(Written problem): All entries below need to be written out exactly, but without their pictures.

(A run of records):
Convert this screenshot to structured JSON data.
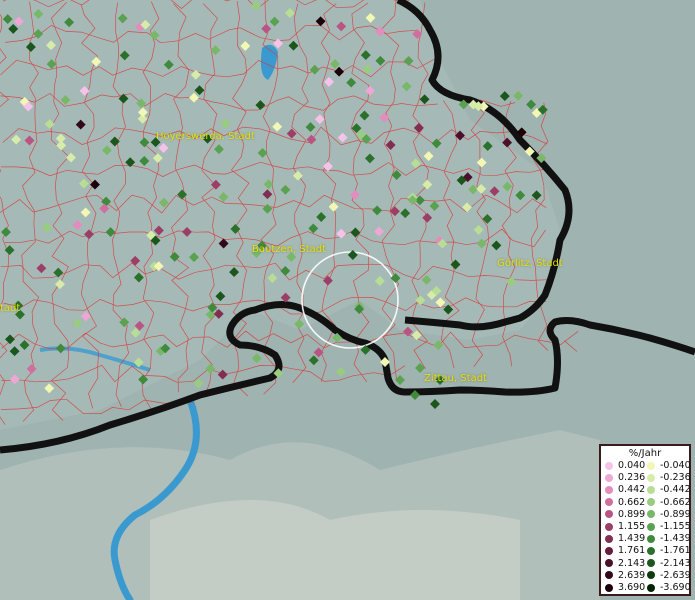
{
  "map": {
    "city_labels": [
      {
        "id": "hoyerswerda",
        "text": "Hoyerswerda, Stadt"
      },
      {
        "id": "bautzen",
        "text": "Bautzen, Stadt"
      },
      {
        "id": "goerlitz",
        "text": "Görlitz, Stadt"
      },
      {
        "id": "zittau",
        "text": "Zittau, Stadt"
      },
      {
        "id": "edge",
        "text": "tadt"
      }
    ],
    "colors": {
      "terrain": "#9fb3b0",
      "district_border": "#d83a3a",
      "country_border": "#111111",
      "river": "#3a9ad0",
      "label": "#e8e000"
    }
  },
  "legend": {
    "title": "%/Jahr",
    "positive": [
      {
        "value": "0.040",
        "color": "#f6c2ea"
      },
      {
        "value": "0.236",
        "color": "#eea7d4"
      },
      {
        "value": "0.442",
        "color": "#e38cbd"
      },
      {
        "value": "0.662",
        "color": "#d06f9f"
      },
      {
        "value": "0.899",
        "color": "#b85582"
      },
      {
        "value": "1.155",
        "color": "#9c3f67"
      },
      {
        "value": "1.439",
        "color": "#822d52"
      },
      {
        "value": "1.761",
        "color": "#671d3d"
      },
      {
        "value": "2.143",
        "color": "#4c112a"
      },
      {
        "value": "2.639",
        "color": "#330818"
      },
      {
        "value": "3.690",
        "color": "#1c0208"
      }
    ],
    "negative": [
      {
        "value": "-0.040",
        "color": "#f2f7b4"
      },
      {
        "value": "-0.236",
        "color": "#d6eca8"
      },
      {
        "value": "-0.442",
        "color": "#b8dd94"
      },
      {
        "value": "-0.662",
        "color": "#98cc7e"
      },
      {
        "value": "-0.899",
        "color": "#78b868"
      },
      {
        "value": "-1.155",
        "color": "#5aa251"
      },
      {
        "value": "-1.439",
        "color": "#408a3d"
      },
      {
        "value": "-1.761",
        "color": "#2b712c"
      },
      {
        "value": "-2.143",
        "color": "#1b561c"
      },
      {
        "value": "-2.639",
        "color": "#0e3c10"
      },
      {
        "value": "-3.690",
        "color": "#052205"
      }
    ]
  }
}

(Response to this task):
Convert this screenshot to structured JSON data.
{
  "map": {
    "city_labels": [
      {
        "id": "hoyerswerda",
        "text": "Hoyerswerda, Stadt"
      },
      {
        "id": "bautzen",
        "text": "Bautzen, Stadt"
      },
      {
        "id": "goerlitz",
        "text": "Görlitz, Stadt"
      },
      {
        "id": "zittau",
        "text": "Zittau, Stadt"
      },
      {
        "id": "edge",
        "text": "tadt"
      }
    ],
    "colors": {
      "terrain": "#9fb3b0",
      "district_border": "#d83a3a",
      "country_border": "#111111",
      "river": "#3a9ad0",
      "label": "#e8e000"
    }
  },
  "legend": {
    "title": "%/Jahr",
    "positive": [
      {
        "value": "0.040",
        "color": "#f6c2ea"
      },
      {
        "value": "0.236",
        "color": "#eea7d4"
      },
      {
        "value": "0.442",
        "color": "#e38cbd"
      },
      {
        "value": "0.662",
        "color": "#d06f9f"
      },
      {
        "value": "0.899",
        "color": "#b85582"
      },
      {
        "value": "1.155",
        "color": "#9c3f67"
      },
      {
        "value": "1.439",
        "color": "#822d52"
      },
      {
        "value": "1.761",
        "color": "#671d3d"
      },
      {
        "value": "2.143",
        "color": "#4c112a"
      },
      {
        "value": "2.639",
        "color": "#330818"
      },
      {
        "value": "3.690",
        "color": "#1c0208"
      }
    ],
    "negative": [
      {
        "value": "-0.040",
        "color": "#f2f7b4"
      },
      {
        "value": "-0.236",
        "color": "#d6eca8"
      },
      {
        "value": "-0.442",
        "color": "#b8dd94"
      },
      {
        "value": "-0.662",
        "color": "#98cc7e"
      },
      {
        "value": "-0.899",
        "color": "#78b868"
      },
      {
        "value": "-1.155",
        "color": "#5aa251"
      },
      {
        "value": "-1.439",
        "color": "#408a3d"
      },
      {
        "value": "-1.761",
        "color": "#2b712c"
      },
      {
        "value": "-2.143",
        "color": "#1b561c"
      },
      {
        "value": "-2.639",
        "color": "#0e3c10"
      },
      {
        "value": "-3.690",
        "color": "#052205"
      }
    ]
  }
}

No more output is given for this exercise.